— Begin —
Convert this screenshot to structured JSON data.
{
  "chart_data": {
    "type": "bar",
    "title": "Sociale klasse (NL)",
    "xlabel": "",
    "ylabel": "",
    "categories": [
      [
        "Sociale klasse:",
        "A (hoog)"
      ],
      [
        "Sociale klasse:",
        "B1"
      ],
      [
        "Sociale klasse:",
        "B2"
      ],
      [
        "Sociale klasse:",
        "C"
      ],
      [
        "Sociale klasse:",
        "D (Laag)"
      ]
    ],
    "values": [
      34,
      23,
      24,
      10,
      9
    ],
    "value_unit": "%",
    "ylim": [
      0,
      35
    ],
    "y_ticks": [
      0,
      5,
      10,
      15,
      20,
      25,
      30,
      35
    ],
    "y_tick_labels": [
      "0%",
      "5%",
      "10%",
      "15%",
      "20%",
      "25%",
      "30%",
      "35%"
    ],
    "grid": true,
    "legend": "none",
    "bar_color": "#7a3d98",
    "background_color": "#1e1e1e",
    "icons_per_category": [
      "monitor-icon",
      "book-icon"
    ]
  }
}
— End —
▶ _Task description_
Retype the whole listing above exactly.

▶ _Complete answer_
Convert this screenshot to structured JSON data.
{
  "chart_data": {
    "type": "bar",
    "title": "Sociale klasse (NL)",
    "xlabel": "",
    "ylabel": "",
    "categories": [
      [
        "Sociale klasse:",
        "A (hoog)"
      ],
      [
        "Sociale klasse:",
        "B1"
      ],
      [
        "Sociale klasse:",
        "B2"
      ],
      [
        "Sociale klasse:",
        "C"
      ],
      [
        "Sociale klasse:",
        "D (Laag)"
      ]
    ],
    "values": [
      34,
      23,
      24,
      10,
      9
    ],
    "value_unit": "%",
    "ylim": [
      0,
      35
    ],
    "y_ticks": [
      0,
      5,
      10,
      15,
      20,
      25,
      30,
      35
    ],
    "y_tick_labels": [
      "0%",
      "5%",
      "10%",
      "15%",
      "20%",
      "25%",
      "30%",
      "35%"
    ],
    "grid": true,
    "legend": "none",
    "bar_color": "#7a3d98",
    "background_color": "#1e1e1e",
    "icons_per_category": [
      "monitor-icon",
      "book-icon"
    ]
  }
}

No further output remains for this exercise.